Written task
Extract every entry word for word. Skip the pictures.
• • • •
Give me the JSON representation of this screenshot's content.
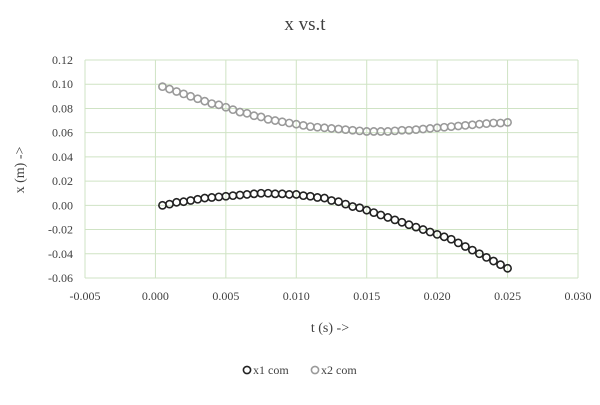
{
  "chart_data": {
    "type": "scatter",
    "title": "x vs.t",
    "xlabel": "t (s) ->",
    "ylabel": "x  (m)  ->",
    "xlim": [
      -0.005,
      0.03
    ],
    "ylim": [
      -0.06,
      0.12
    ],
    "x_ticks": [
      "-0.005",
      "0.000",
      "0.005",
      "0.010",
      "0.015",
      "0.020",
      "0.025",
      "0.030"
    ],
    "y_ticks": [
      "0.12",
      "0.10",
      "0.08",
      "0.06",
      "0.04",
      "0.02",
      "0.00",
      "-0.02",
      "-0.04",
      "-0.06"
    ],
    "grid": true,
    "legend_position": "bottom",
    "series": [
      {
        "name": "x1 com",
        "color": "#222222",
        "x": [
          0.0005,
          0.001,
          0.0015,
          0.002,
          0.0025,
          0.003,
          0.0035,
          0.004,
          0.0045,
          0.005,
          0.0055,
          0.006,
          0.0065,
          0.007,
          0.0075,
          0.008,
          0.0085,
          0.009,
          0.0095,
          0.01,
          0.0105,
          0.011,
          0.0115,
          0.012,
          0.0125,
          0.013,
          0.0135,
          0.014,
          0.0145,
          0.015,
          0.0155,
          0.016,
          0.0165,
          0.017,
          0.0175,
          0.018,
          0.0185,
          0.019,
          0.0195,
          0.02,
          0.0205,
          0.021,
          0.0215,
          0.022,
          0.0225,
          0.023,
          0.0235,
          0.024,
          0.0245,
          0.025
        ],
        "y": [
          0.0,
          0.001,
          0.0025,
          0.003,
          0.004,
          0.005,
          0.006,
          0.0065,
          0.007,
          0.0075,
          0.008,
          0.0085,
          0.009,
          0.0095,
          0.01,
          0.01,
          0.0095,
          0.0095,
          0.009,
          0.009,
          0.008,
          0.0075,
          0.0065,
          0.006,
          0.004,
          0.003,
          0.001,
          -0.001,
          -0.002,
          -0.004,
          -0.006,
          -0.008,
          -0.01,
          -0.012,
          -0.014,
          -0.016,
          -0.018,
          -0.02,
          -0.022,
          -0.024,
          -0.026,
          -0.028,
          -0.031,
          -0.034,
          -0.037,
          -0.04,
          -0.043,
          -0.046,
          -0.049,
          -0.052
        ]
      },
      {
        "name": "x2 com",
        "color": "#9a9a9a",
        "x": [
          0.0005,
          0.001,
          0.0015,
          0.002,
          0.0025,
          0.003,
          0.0035,
          0.004,
          0.0045,
          0.005,
          0.0055,
          0.006,
          0.0065,
          0.007,
          0.0075,
          0.008,
          0.0085,
          0.009,
          0.0095,
          0.01,
          0.0105,
          0.011,
          0.0115,
          0.012,
          0.0125,
          0.013,
          0.0135,
          0.014,
          0.0145,
          0.015,
          0.0155,
          0.016,
          0.0165,
          0.017,
          0.0175,
          0.018,
          0.0185,
          0.019,
          0.0195,
          0.02,
          0.0205,
          0.021,
          0.0215,
          0.022,
          0.0225,
          0.023,
          0.0235,
          0.024,
          0.0245,
          0.025
        ],
        "y": [
          0.098,
          0.096,
          0.094,
          0.092,
          0.09,
          0.088,
          0.086,
          0.084,
          0.083,
          0.081,
          0.079,
          0.077,
          0.076,
          0.074,
          0.073,
          0.071,
          0.07,
          0.069,
          0.068,
          0.067,
          0.066,
          0.065,
          0.0645,
          0.064,
          0.0635,
          0.063,
          0.0625,
          0.062,
          0.0615,
          0.061,
          0.061,
          0.061,
          0.061,
          0.0615,
          0.062,
          0.062,
          0.0625,
          0.063,
          0.0635,
          0.064,
          0.0645,
          0.065,
          0.0655,
          0.066,
          0.0665,
          0.067,
          0.0675,
          0.068,
          0.068,
          0.0685
        ]
      }
    ]
  }
}
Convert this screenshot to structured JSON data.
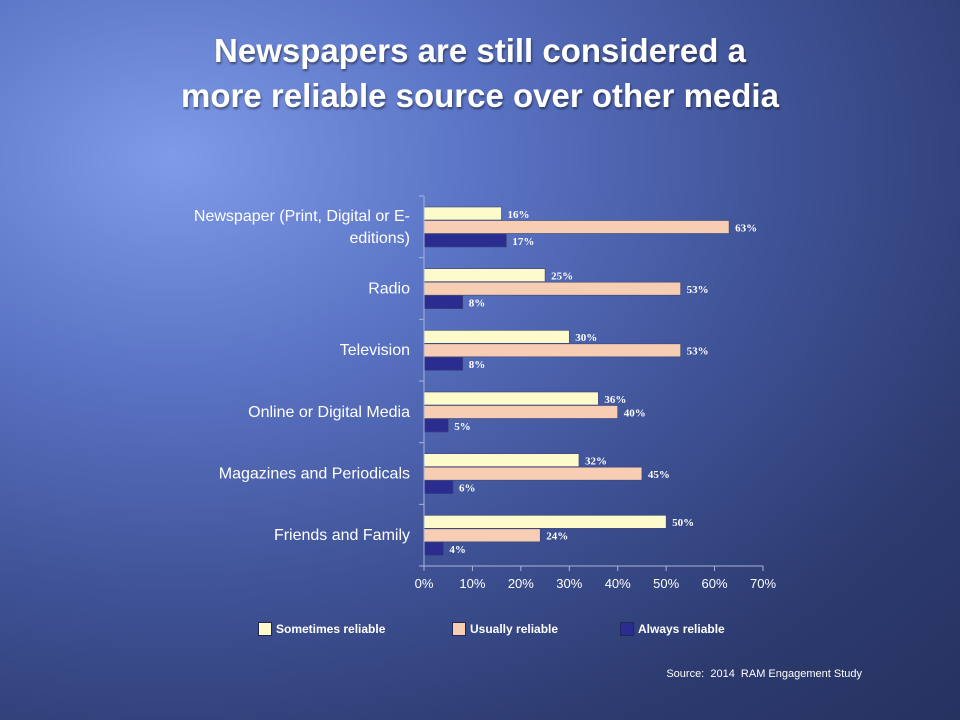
{
  "title_lines": [
    "Newspapers are still considered a",
    "more reliable source over other media"
  ],
  "source": "Source:  2014  RAM Engagement Study",
  "colors": {
    "sometimes": "#fdfbcb",
    "usually": "#f7cdb3",
    "always": "#2a2d8f",
    "axis": "#a9b4d6",
    "text": "#ffffff",
    "data_label": "#ffffff"
  },
  "chart_data": {
    "type": "bar",
    "orientation": "horizontal",
    "categories": [
      "Newspaper (Print, Digital or E-editions)",
      "Radio",
      "Television",
      "Online or Digital Media",
      "Magazines and Periodicals",
      "Friends and Family"
    ],
    "category_label_lines": [
      [
        "Newspaper (Print, Digital or E-",
        "editions)"
      ],
      [
        "Radio"
      ],
      [
        "Television"
      ],
      [
        "Online or Digital Media"
      ],
      [
        "Magazines and Periodicals"
      ],
      [
        "Friends and Family"
      ]
    ],
    "series": [
      {
        "name": "Sometimes reliable",
        "color_key": "sometimes",
        "values": [
          16,
          25,
          30,
          36,
          32,
          50
        ],
        "labels": [
          "16%",
          "25%",
          "30%",
          "36%",
          "32%",
          "50%"
        ]
      },
      {
        "name": "Usually reliable",
        "color_key": "usually",
        "values": [
          63,
          53,
          53,
          40,
          45,
          24
        ],
        "labels": [
          "63%",
          "53%",
          "53%",
          "40%",
          "45%",
          "24%"
        ]
      },
      {
        "name": "Always reliable",
        "color_key": "always",
        "values": [
          17,
          8,
          8,
          5,
          6,
          4
        ],
        "labels": [
          "17%",
          "8%",
          "8%",
          "5%",
          "6%",
          "4%"
        ]
      }
    ],
    "xlim": [
      0,
      70
    ],
    "xticks": [
      0,
      10,
      20,
      30,
      40,
      50,
      60,
      70
    ],
    "xtick_labels": [
      "0%",
      "10%",
      "20%",
      "30%",
      "40%",
      "50%",
      "60%",
      "70%"
    ],
    "grid": false,
    "legend_position": "bottom"
  }
}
• • • •
Task result
Give me the JSON representation of this screenshot's content.
{
  "chart_data": {
    "type": "scatter",
    "title": "x vs.t",
    "xlabel": "t (s) ->",
    "ylabel": "x  (m)  ->",
    "xlim": [
      -0.005,
      0.03
    ],
    "ylim": [
      -0.06,
      0.12
    ],
    "x_ticks": [
      "-0.005",
      "0.000",
      "0.005",
      "0.010",
      "0.015",
      "0.020",
      "0.025",
      "0.030"
    ],
    "y_ticks": [
      "0.12",
      "0.10",
      "0.08",
      "0.06",
      "0.04",
      "0.02",
      "0.00",
      "-0.02",
      "-0.04",
      "-0.06"
    ],
    "grid": true,
    "legend_position": "bottom",
    "series": [
      {
        "name": "x1 com",
        "color": "#222222",
        "x": [
          0.0005,
          0.001,
          0.0015,
          0.002,
          0.0025,
          0.003,
          0.0035,
          0.004,
          0.0045,
          0.005,
          0.0055,
          0.006,
          0.0065,
          0.007,
          0.0075,
          0.008,
          0.0085,
          0.009,
          0.0095,
          0.01,
          0.0105,
          0.011,
          0.0115,
          0.012,
          0.0125,
          0.013,
          0.0135,
          0.014,
          0.0145,
          0.015,
          0.0155,
          0.016,
          0.0165,
          0.017,
          0.0175,
          0.018,
          0.0185,
          0.019,
          0.0195,
          0.02,
          0.0205,
          0.021,
          0.0215,
          0.022,
          0.0225,
          0.023,
          0.0235,
          0.024,
          0.0245,
          0.025
        ],
        "y": [
          0.0,
          0.001,
          0.0025,
          0.003,
          0.004,
          0.005,
          0.006,
          0.0065,
          0.007,
          0.0075,
          0.008,
          0.0085,
          0.009,
          0.0095,
          0.01,
          0.01,
          0.0095,
          0.0095,
          0.009,
          0.009,
          0.008,
          0.0075,
          0.0065,
          0.006,
          0.004,
          0.003,
          0.001,
          -0.001,
          -0.002,
          -0.004,
          -0.006,
          -0.008,
          -0.01,
          -0.012,
          -0.014,
          -0.016,
          -0.018,
          -0.02,
          -0.022,
          -0.024,
          -0.026,
          -0.028,
          -0.031,
          -0.034,
          -0.037,
          -0.04,
          -0.043,
          -0.046,
          -0.049,
          -0.052
        ]
      },
      {
        "name": "x2 com",
        "color": "#9a9a9a",
        "x": [
          0.0005,
          0.001,
          0.0015,
          0.002,
          0.0025,
          0.003,
          0.0035,
          0.004,
          0.0045,
          0.005,
          0.0055,
          0.006,
          0.0065,
          0.007,
          0.0075,
          0.008,
          0.0085,
          0.009,
          0.0095,
          0.01,
          0.0105,
          0.011,
          0.0115,
          0.012,
          0.0125,
          0.013,
          0.0135,
          0.014,
          0.0145,
          0.015,
          0.0155,
          0.016,
          0.0165,
          0.017,
          0.0175,
          0.018,
          0.0185,
          0.019,
          0.0195,
          0.02,
          0.0205,
          0.021,
          0.0215,
          0.022,
          0.0225,
          0.023,
          0.0235,
          0.024,
          0.0245,
          0.025
        ],
        "y": [
          0.098,
          0.096,
          0.094,
          0.092,
          0.09,
          0.088,
          0.086,
          0.084,
          0.083,
          0.081,
          0.079,
          0.077,
          0.076,
          0.074,
          0.073,
          0.071,
          0.07,
          0.069,
          0.068,
          0.067,
          0.066,
          0.065,
          0.0645,
          0.064,
          0.0635,
          0.063,
          0.0625,
          0.062,
          0.0615,
          0.061,
          0.061,
          0.061,
          0.061,
          0.0615,
          0.062,
          0.062,
          0.0625,
          0.063,
          0.0635,
          0.064,
          0.0645,
          0.065,
          0.0655,
          0.066,
          0.0665,
          0.067,
          0.0675,
          0.068,
          0.068,
          0.0685
        ]
      }
    ]
  }
}
Convert this screenshot to structured JSON data.
{
  "title_lines": [
    "Newspapers are still considered a",
    "more reliable source over other media"
  ],
  "source": "Source:  2014  RAM Engagement Study",
  "colors": {
    "sometimes": "#fdfbcb",
    "usually": "#f7cdb3",
    "always": "#2a2d8f",
    "axis": "#a9b4d6",
    "text": "#ffffff",
    "data_label": "#ffffff"
  },
  "chart_data": {
    "type": "bar",
    "orientation": "horizontal",
    "categories": [
      "Newspaper (Print, Digital or E-editions)",
      "Radio",
      "Television",
      "Online or Digital Media",
      "Magazines and Periodicals",
      "Friends and Family"
    ],
    "category_label_lines": [
      [
        "Newspaper (Print, Digital or E-",
        "editions)"
      ],
      [
        "Radio"
      ],
      [
        "Television"
      ],
      [
        "Online or Digital Media"
      ],
      [
        "Magazines and Periodicals"
      ],
      [
        "Friends and Family"
      ]
    ],
    "series": [
      {
        "name": "Sometimes reliable",
        "color_key": "sometimes",
        "values": [
          16,
          25,
          30,
          36,
          32,
          50
        ],
        "labels": [
          "16%",
          "25%",
          "30%",
          "36%",
          "32%",
          "50%"
        ]
      },
      {
        "name": "Usually reliable",
        "color_key": "usually",
        "values": [
          63,
          53,
          53,
          40,
          45,
          24
        ],
        "labels": [
          "63%",
          "53%",
          "53%",
          "40%",
          "45%",
          "24%"
        ]
      },
      {
        "name": "Always reliable",
        "color_key": "always",
        "values": [
          17,
          8,
          8,
          5,
          6,
          4
        ],
        "labels": [
          "17%",
          "8%",
          "8%",
          "5%",
          "6%",
          "4%"
        ]
      }
    ],
    "xlim": [
      0,
      70
    ],
    "xticks": [
      0,
      10,
      20,
      30,
      40,
      50,
      60,
      70
    ],
    "xtick_labels": [
      "0%",
      "10%",
      "20%",
      "30%",
      "40%",
      "50%",
      "60%",
      "70%"
    ],
    "grid": false,
    "legend_position": "bottom"
  }
}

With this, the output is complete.